**PROBLEM TO WORK ON**. Return all of the data exactly as given.

(Data items)
==========
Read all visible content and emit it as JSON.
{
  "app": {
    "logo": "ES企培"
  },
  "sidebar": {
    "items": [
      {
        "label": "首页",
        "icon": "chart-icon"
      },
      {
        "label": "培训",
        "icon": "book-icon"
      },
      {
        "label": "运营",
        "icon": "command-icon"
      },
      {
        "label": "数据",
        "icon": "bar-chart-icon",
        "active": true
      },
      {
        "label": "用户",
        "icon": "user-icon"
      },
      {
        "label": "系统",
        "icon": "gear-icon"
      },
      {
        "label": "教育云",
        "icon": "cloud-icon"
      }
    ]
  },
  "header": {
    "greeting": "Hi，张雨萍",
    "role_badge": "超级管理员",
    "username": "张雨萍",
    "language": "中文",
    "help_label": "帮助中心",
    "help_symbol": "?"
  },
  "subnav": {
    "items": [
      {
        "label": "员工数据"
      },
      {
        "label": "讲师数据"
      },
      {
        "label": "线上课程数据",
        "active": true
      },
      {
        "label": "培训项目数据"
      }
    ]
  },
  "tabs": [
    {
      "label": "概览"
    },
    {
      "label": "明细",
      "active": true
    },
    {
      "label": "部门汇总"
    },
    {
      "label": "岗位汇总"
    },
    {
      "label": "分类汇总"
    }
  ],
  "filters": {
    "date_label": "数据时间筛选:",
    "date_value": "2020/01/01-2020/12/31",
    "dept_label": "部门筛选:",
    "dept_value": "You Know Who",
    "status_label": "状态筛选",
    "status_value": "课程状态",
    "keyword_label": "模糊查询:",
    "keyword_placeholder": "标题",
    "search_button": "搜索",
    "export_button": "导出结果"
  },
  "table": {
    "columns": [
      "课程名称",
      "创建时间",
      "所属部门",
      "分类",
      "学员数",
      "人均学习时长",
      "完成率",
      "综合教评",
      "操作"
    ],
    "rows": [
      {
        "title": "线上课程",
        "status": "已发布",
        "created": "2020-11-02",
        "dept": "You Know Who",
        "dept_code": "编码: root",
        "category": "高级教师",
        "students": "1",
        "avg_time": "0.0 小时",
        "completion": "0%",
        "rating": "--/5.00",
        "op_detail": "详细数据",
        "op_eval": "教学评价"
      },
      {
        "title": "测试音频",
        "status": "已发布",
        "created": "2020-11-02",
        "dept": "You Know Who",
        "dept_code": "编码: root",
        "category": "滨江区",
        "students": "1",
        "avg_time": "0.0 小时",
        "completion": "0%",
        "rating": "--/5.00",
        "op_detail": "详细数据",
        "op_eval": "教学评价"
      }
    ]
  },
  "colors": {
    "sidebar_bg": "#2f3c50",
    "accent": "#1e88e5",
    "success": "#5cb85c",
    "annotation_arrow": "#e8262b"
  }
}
==========
**EXPECTED OUTPUT**.
Read all visible content and emit it as JSON.
{
  "app": {
    "logo": "ES企培"
  },
  "sidebar": {
    "items": [
      {
        "label": "首页",
        "icon": "chart-icon"
      },
      {
        "label": "培训",
        "icon": "book-icon"
      },
      {
        "label": "运营",
        "icon": "command-icon"
      },
      {
        "label": "数据",
        "icon": "bar-chart-icon",
        "active": true
      },
      {
        "label": "用户",
        "icon": "user-icon"
      },
      {
        "label": "系统",
        "icon": "gear-icon"
      },
      {
        "label": "教育云",
        "icon": "cloud-icon"
      }
    ]
  },
  "header": {
    "greeting": "Hi，张雨萍",
    "role_badge": "超级管理员",
    "username": "张雨萍",
    "language": "中文",
    "help_label": "帮助中心",
    "help_symbol": "?"
  },
  "subnav": {
    "items": [
      {
        "label": "员工数据"
      },
      {
        "label": "讲师数据"
      },
      {
        "label": "线上课程数据",
        "active": true
      },
      {
        "label": "培训项目数据"
      }
    ]
  },
  "tabs": [
    {
      "label": "概览"
    },
    {
      "label": "明细",
      "active": true
    },
    {
      "label": "部门汇总"
    },
    {
      "label": "岗位汇总"
    },
    {
      "label": "分类汇总"
    }
  ],
  "filters": {
    "date_label": "数据时间筛选:",
    "date_value": "2020/01/01-2020/12/31",
    "dept_label": "部门筛选:",
    "dept_value": "You Know Who",
    "status_label": "状态筛选",
    "status_value": "课程状态",
    "keyword_label": "模糊查询:",
    "keyword_placeholder": "标题",
    "search_button": "搜索",
    "export_button": "导出结果"
  },
  "table": {
    "columns": [
      "课程名称",
      "创建时间",
      "所属部门",
      "分类",
      "学员数",
      "人均学习时长",
      "完成率",
      "综合教评",
      "操作"
    ],
    "rows": [
      {
        "title": "线上课程",
        "status": "已发布",
        "created": "2020-11-02",
        "dept": "You Know Who",
        "dept_code": "编码: root",
        "category": "高级教师",
        "students": "1",
        "avg_time": "0.0 小时",
        "completion": "0%",
        "rating": "--/5.00",
        "op_detail": "详细数据",
        "op_eval": "教学评价"
      },
      {
        "title": "测试音频",
        "status": "已发布",
        "created": "2020-11-02",
        "dept": "You Know Who",
        "dept_code": "编码: root",
        "category": "滨江区",
        "students": "1",
        "avg_time": "0.0 小时",
        "completion": "0%",
        "rating": "--/5.00",
        "op_detail": "详细数据",
        "op_eval": "教学评价"
      }
    ]
  },
  "colors": {
    "sidebar_bg": "#2f3c50",
    "accent": "#1e88e5",
    "success": "#5cb85c",
    "annotation_arrow": "#e8262b"
  }
}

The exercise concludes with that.